EXERCISE BRIEF:
Reproduce every entry below precisely. Pictures are excluded from the copy.

EXTRACTED ENTRIES:
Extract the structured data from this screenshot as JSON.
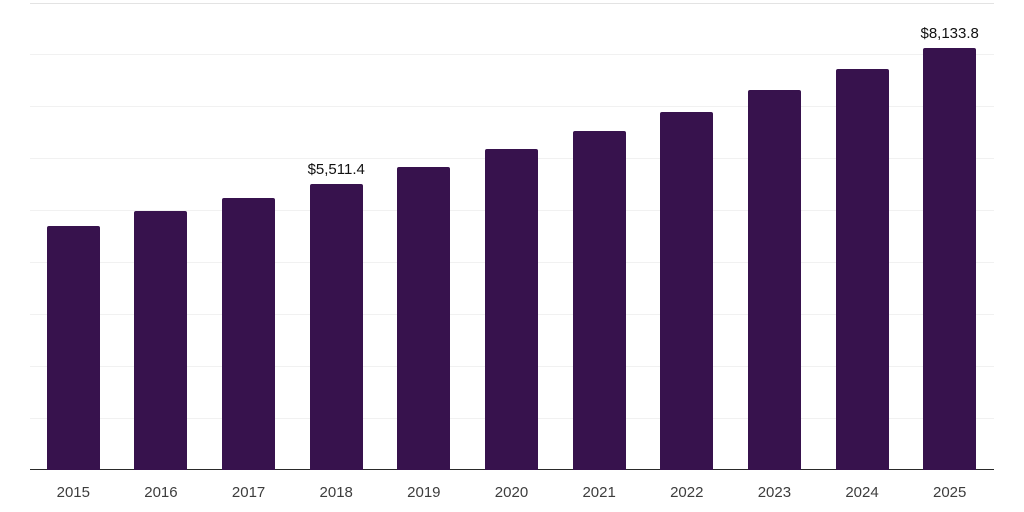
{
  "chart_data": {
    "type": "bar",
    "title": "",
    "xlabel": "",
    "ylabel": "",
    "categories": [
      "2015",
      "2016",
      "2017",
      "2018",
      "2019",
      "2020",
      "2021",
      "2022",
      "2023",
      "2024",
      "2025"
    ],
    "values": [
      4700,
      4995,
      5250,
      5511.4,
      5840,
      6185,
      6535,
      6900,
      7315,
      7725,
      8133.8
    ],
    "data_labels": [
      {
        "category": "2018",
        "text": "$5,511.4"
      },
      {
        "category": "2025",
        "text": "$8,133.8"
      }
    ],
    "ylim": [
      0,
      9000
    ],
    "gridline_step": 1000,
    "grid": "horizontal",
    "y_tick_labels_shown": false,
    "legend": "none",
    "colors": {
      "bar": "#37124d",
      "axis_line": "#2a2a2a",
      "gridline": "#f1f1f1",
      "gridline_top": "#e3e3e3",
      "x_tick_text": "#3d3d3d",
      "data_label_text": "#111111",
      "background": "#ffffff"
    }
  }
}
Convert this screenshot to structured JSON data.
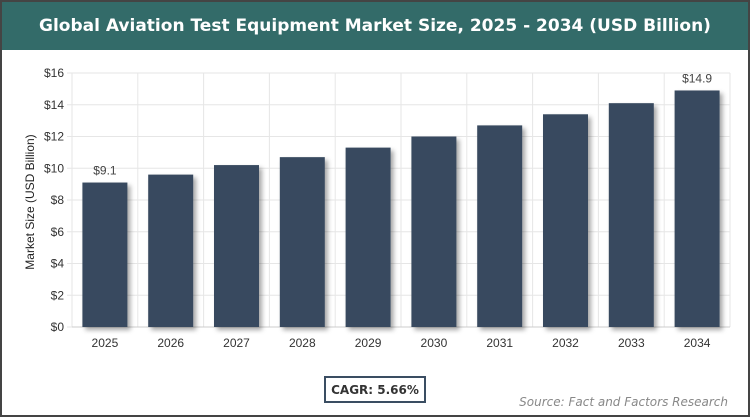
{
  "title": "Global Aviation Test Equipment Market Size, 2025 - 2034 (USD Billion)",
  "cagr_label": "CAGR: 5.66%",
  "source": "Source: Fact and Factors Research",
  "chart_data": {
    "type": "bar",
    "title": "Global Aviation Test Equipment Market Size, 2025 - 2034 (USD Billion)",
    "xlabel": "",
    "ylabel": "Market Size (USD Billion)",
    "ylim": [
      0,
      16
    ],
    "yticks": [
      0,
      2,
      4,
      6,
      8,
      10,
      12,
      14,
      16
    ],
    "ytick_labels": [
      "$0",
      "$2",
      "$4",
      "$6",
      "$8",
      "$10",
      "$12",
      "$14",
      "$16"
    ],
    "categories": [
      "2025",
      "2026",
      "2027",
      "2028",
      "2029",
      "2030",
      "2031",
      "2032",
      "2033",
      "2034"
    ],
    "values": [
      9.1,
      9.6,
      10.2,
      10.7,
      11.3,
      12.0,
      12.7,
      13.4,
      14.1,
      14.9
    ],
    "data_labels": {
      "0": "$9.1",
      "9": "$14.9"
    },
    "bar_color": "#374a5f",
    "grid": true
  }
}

SOLUTION TO THE EXERCISE:
Extract the structured data from this screenshot as JSON.
{
  "chart_data": {
    "type": "bar",
    "title": "",
    "xlabel": "",
    "ylabel": "",
    "categories": [
      "2015",
      "2016",
      "2017",
      "2018",
      "2019",
      "2020",
      "2021",
      "2022",
      "2023",
      "2024",
      "2025"
    ],
    "values": [
      4700,
      4995,
      5250,
      5511.4,
      5840,
      6185,
      6535,
      6900,
      7315,
      7725,
      8133.8
    ],
    "data_labels": [
      {
        "category": "2018",
        "text": "$5,511.4"
      },
      {
        "category": "2025",
        "text": "$8,133.8"
      }
    ],
    "ylim": [
      0,
      9000
    ],
    "gridline_step": 1000,
    "grid": "horizontal",
    "y_tick_labels_shown": false,
    "legend": "none",
    "colors": {
      "bar": "#37124d",
      "axis_line": "#2a2a2a",
      "gridline": "#f1f1f1",
      "gridline_top": "#e3e3e3",
      "x_tick_text": "#3d3d3d",
      "data_label_text": "#111111",
      "background": "#ffffff"
    }
  }
}
Convert this screenshot to structured JSON data.
{
  "title": "Global Aviation Test Equipment Market Size, 2025 - 2034 (USD Billion)",
  "cagr_label": "CAGR: 5.66%",
  "source": "Source: Fact and Factors Research",
  "chart_data": {
    "type": "bar",
    "title": "Global Aviation Test Equipment Market Size, 2025 - 2034 (USD Billion)",
    "xlabel": "",
    "ylabel": "Market Size (USD Billion)",
    "ylim": [
      0,
      16
    ],
    "yticks": [
      0,
      2,
      4,
      6,
      8,
      10,
      12,
      14,
      16
    ],
    "ytick_labels": [
      "$0",
      "$2",
      "$4",
      "$6",
      "$8",
      "$10",
      "$12",
      "$14",
      "$16"
    ],
    "categories": [
      "2025",
      "2026",
      "2027",
      "2028",
      "2029",
      "2030",
      "2031",
      "2032",
      "2033",
      "2034"
    ],
    "values": [
      9.1,
      9.6,
      10.2,
      10.7,
      11.3,
      12.0,
      12.7,
      13.4,
      14.1,
      14.9
    ],
    "data_labels": {
      "0": "$9.1",
      "9": "$14.9"
    },
    "bar_color": "#374a5f",
    "grid": true
  }
}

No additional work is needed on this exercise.